+++ EXCERPTED RECORDS

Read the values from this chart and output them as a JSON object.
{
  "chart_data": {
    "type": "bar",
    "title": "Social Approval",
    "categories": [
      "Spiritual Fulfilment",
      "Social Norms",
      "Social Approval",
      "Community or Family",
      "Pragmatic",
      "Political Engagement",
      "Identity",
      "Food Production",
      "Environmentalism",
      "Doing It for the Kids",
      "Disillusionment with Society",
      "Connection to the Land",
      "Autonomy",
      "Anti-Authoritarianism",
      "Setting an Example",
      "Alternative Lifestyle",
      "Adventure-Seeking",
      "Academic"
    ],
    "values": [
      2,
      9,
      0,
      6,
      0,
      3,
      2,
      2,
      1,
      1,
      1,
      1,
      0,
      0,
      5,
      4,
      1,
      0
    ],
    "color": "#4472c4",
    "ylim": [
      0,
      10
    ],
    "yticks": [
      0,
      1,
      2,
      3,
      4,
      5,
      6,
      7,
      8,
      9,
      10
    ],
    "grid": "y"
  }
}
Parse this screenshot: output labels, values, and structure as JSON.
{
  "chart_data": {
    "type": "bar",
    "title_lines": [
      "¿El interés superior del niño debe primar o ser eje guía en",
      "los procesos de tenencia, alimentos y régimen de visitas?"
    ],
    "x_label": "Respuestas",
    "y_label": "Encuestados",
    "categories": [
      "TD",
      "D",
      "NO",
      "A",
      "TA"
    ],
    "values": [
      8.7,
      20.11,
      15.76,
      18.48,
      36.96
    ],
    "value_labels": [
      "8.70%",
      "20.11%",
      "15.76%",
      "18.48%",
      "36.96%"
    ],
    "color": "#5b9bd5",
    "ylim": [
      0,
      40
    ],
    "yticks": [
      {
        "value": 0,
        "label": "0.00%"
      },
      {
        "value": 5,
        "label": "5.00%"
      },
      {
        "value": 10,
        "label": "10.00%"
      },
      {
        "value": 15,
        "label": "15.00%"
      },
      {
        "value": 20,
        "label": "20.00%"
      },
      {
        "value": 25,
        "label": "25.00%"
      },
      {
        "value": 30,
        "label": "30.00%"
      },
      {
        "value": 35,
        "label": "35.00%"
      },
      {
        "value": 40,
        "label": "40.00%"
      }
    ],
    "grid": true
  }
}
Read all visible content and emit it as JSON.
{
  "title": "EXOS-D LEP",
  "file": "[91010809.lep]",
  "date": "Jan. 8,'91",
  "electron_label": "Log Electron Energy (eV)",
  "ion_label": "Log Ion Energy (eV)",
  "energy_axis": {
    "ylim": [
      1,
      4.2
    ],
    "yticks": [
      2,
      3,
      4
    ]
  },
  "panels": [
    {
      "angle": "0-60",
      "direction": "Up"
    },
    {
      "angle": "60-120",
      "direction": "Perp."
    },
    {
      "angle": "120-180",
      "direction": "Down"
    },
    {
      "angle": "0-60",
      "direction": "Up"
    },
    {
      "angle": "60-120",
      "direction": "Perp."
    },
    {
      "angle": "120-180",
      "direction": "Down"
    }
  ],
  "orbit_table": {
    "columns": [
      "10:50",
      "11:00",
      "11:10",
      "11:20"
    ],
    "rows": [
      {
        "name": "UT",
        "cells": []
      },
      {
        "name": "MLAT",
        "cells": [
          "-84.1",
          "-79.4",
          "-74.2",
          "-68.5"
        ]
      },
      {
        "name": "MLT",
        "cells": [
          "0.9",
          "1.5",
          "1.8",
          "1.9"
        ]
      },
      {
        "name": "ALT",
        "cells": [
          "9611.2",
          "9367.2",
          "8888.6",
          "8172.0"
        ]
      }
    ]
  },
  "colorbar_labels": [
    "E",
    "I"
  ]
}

++++++

• _WHAT IS NEEDED_
Set every line of the listing down word for word.

• _TASK OUTPUT_
Read the values from this chart and output them as a JSON object.
{
  "chart_data": {
    "type": "bar",
    "title": "Social Approval",
    "categories": [
      "Spiritual Fulfilment",
      "Social Norms",
      "Social Approval",
      "Community or Family",
      "Pragmatic",
      "Political Engagement",
      "Identity",
      "Food Production",
      "Environmentalism",
      "Doing It for the Kids",
      "Disillusionment with Society",
      "Connection to the Land",
      "Autonomy",
      "Anti-Authoritarianism",
      "Setting an Example",
      "Alternative Lifestyle",
      "Adventure-Seeking",
      "Academic"
    ],
    "values": [
      2,
      9,
      0,
      6,
      0,
      3,
      2,
      2,
      1,
      1,
      1,
      1,
      0,
      0,
      5,
      4,
      1,
      0
    ],
    "color": "#4472c4",
    "ylim": [
      0,
      10
    ],
    "yticks": [
      0,
      1,
      2,
      3,
      4,
      5,
      6,
      7,
      8,
      9,
      10
    ],
    "grid": "y"
  }
}
Parse this screenshot: output labels, values, and structure as JSON.
{
  "chart_data": {
    "type": "bar",
    "title_lines": [
      "¿El interés superior del niño debe primar o ser eje guía en",
      "los procesos de tenencia, alimentos y régimen de visitas?"
    ],
    "x_label": "Respuestas",
    "y_label": "Encuestados",
    "categories": [
      "TD",
      "D",
      "NO",
      "A",
      "TA"
    ],
    "values": [
      8.7,
      20.11,
      15.76,
      18.48,
      36.96
    ],
    "value_labels": [
      "8.70%",
      "20.11%",
      "15.76%",
      "18.48%",
      "36.96%"
    ],
    "color": "#5b9bd5",
    "ylim": [
      0,
      40
    ],
    "yticks": [
      {
        "value": 0,
        "label": "0.00%"
      },
      {
        "value": 5,
        "label": "5.00%"
      },
      {
        "value": 10,
        "label": "10.00%"
      },
      {
        "value": 15,
        "label": "15.00%"
      },
      {
        "value": 20,
        "label": "20.00%"
      },
      {
        "value": 25,
        "label": "25.00%"
      },
      {
        "value": 30,
        "label": "30.00%"
      },
      {
        "value": 35,
        "label": "35.00%"
      },
      {
        "value": 40,
        "label": "40.00%"
      }
    ],
    "grid": true
  }
}
Read all visible content and emit it as JSON.
{
  "title": "EXOS-D LEP",
  "file": "[91010809.lep]",
  "date": "Jan. 8,'91",
  "electron_label": "Log Electron Energy (eV)",
  "ion_label": "Log Ion Energy (eV)",
  "energy_axis": {
    "ylim": [
      1,
      4.2
    ],
    "yticks": [
      2,
      3,
      4
    ]
  },
  "panels": [
    {
      "angle": "0-60",
      "direction": "Up"
    },
    {
      "angle": "60-120",
      "direction": "Perp."
    },
    {
      "angle": "120-180",
      "direction": "Down"
    },
    {
      "angle": "0-60",
      "direction": "Up"
    },
    {
      "angle": "60-120",
      "direction": "Perp."
    },
    {
      "angle": "120-180",
      "direction": "Down"
    }
  ],
  "orbit_table": {
    "columns": [
      "10:50",
      "11:00",
      "11:10",
      "11:20"
    ],
    "rows": [
      {
        "name": "UT",
        "cells": []
      },
      {
        "name": "MLAT",
        "cells": [
          "-84.1",
          "-79.4",
          "-74.2",
          "-68.5"
        ]
      },
      {
        "name": "MLT",
        "cells": [
          "0.9",
          "1.5",
          "1.8",
          "1.9"
        ]
      },
      {
        "name": "ALT",
        "cells": [
          "9611.2",
          "9367.2",
          "8888.6",
          "8172.0"
        ]
      }
    ]
  },
  "colorbar_labels": [
    "E",
    "I"
  ]
}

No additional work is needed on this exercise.